Extracted data -
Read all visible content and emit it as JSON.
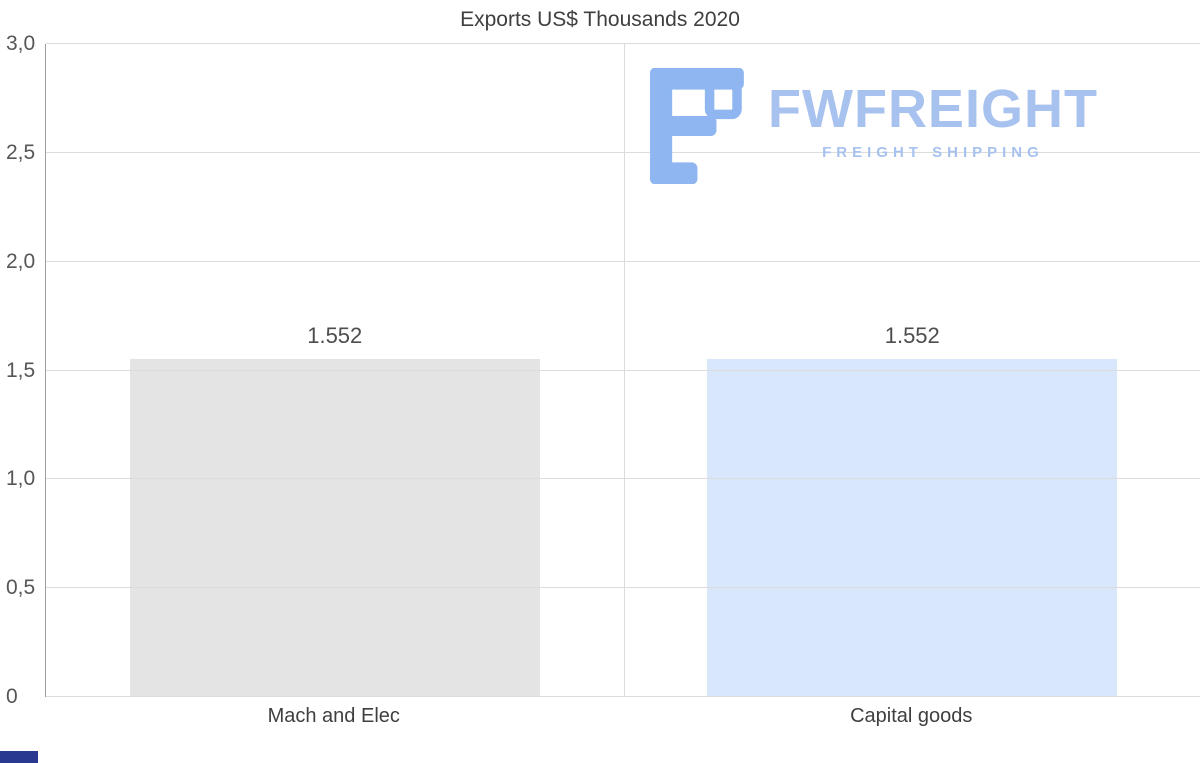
{
  "title": "Exports US$ Thousands 2020",
  "logo": {
    "word": "FWFREIGHT",
    "tagline": "FREIGHT SHIPPING",
    "color": "#a7c2ee",
    "mark_color": "#8fb6f0"
  },
  "colors": {
    "bar_gray": "#e4e4e4",
    "bar_blue": "#d8e7fb",
    "gridline": "#dcdcdc",
    "axis": "#9f9f9f",
    "corner_mark": "#2a3990"
  },
  "chart_data": {
    "type": "bar",
    "title": "Exports US$ Thousands 2020",
    "categories": [
      "Mach and Elec",
      "Capital goods"
    ],
    "values": [
      1.552,
      1.552
    ],
    "value_labels": [
      "1.552",
      "1.552"
    ],
    "bar_colors": [
      "#e4e4e4",
      "#d8e7fb"
    ],
    "xlabel": "",
    "ylabel": "",
    "ylim": [
      0,
      3
    ],
    "yticks": [
      {
        "v": 0,
        "label": "0"
      },
      {
        "v": 0.5,
        "label": "0,5"
      },
      {
        "v": 1,
        "label": "1,0"
      },
      {
        "v": 1.5,
        "label": "1,5"
      },
      {
        "v": 2,
        "label": "2,0"
      },
      {
        "v": 2.5,
        "label": "2,5"
      },
      {
        "v": 3,
        "label": "3,0"
      }
    ],
    "grid": true,
    "legend_position": "none"
  }
}
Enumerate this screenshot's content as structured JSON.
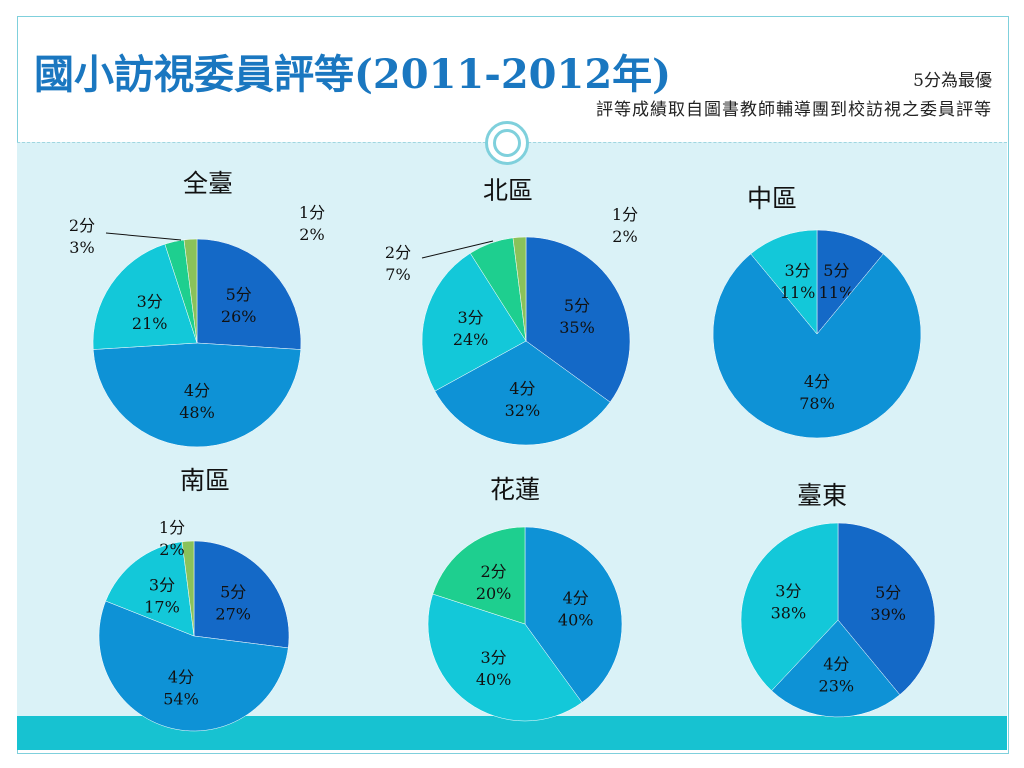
{
  "title": "國小訪視委員評等(2011-2012年)",
  "note_best": "5分為最優",
  "note_source": "評等成績取自圖書教師輔導團到校訪視之委員評等",
  "colors": {
    "score5": "#1469c7",
    "score4": "#0e92d6",
    "score3": "#13c8d9",
    "score2": "#1ecf8f",
    "score1": "#8ac25a"
  },
  "chart_data": [
    {
      "type": "pie",
      "title": "全臺",
      "slices": [
        {
          "label": "5分",
          "value": 26
        },
        {
          "label": "4分",
          "value": 48
        },
        {
          "label": "3分",
          "value": 21
        },
        {
          "label": "2分",
          "value": 3
        },
        {
          "label": "1分",
          "value": 2
        }
      ]
    },
    {
      "type": "pie",
      "title": "北區",
      "slices": [
        {
          "label": "5分",
          "value": 35
        },
        {
          "label": "4分",
          "value": 32
        },
        {
          "label": "3分",
          "value": 24
        },
        {
          "label": "2分",
          "value": 7
        },
        {
          "label": "1分",
          "value": 2
        }
      ]
    },
    {
      "type": "pie",
      "title": "中區",
      "slices": [
        {
          "label": "5分",
          "value": 11
        },
        {
          "label": "4分",
          "value": 78
        },
        {
          "label": "3分",
          "value": 11
        }
      ]
    },
    {
      "type": "pie",
      "title": "南區",
      "slices": [
        {
          "label": "5分",
          "value": 27
        },
        {
          "label": "4分",
          "value": 54
        },
        {
          "label": "3分",
          "value": 17
        },
        {
          "label": "1分",
          "value": 2
        }
      ]
    },
    {
      "type": "pie",
      "title": "花蓮",
      "slices": [
        {
          "label": "4分",
          "value": 40
        },
        {
          "label": "3分",
          "value": 40
        },
        {
          "label": "2分",
          "value": 20
        }
      ]
    },
    {
      "type": "pie",
      "title": "臺東",
      "slices": [
        {
          "label": "5分",
          "value": 39
        },
        {
          "label": "4分",
          "value": 23
        },
        {
          "label": "3分",
          "value": 38
        }
      ]
    }
  ]
}
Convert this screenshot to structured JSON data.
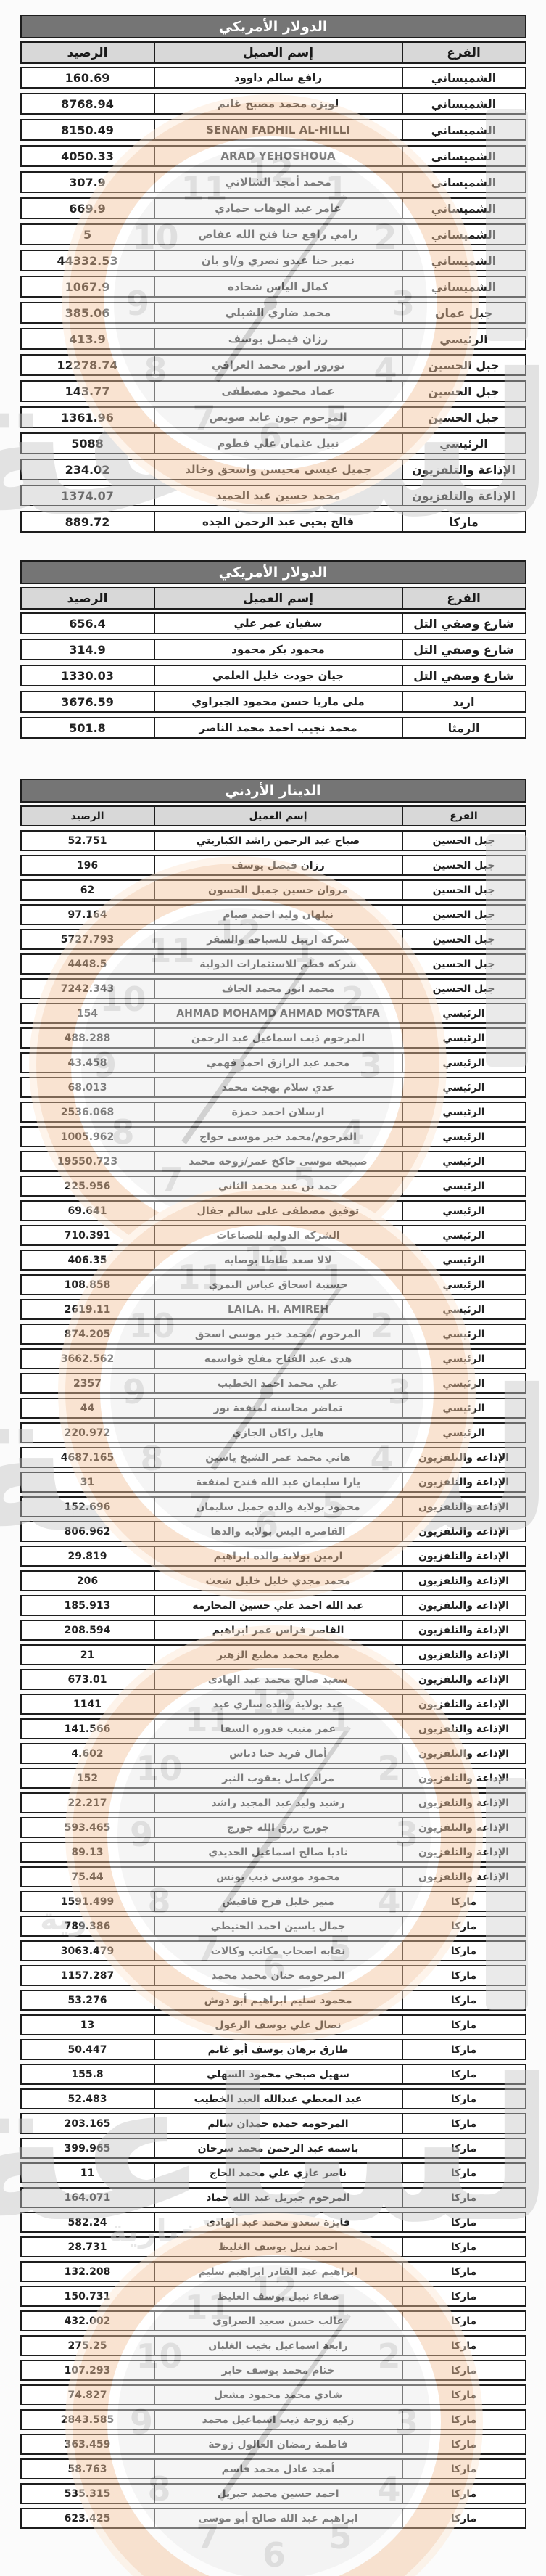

Task prompt - Write out every line of the listing that holds the word "Exports".

Task response -
  "title": "Exports US$ Thousands 2020",
    "title": "Exports US$ Thousands 2020",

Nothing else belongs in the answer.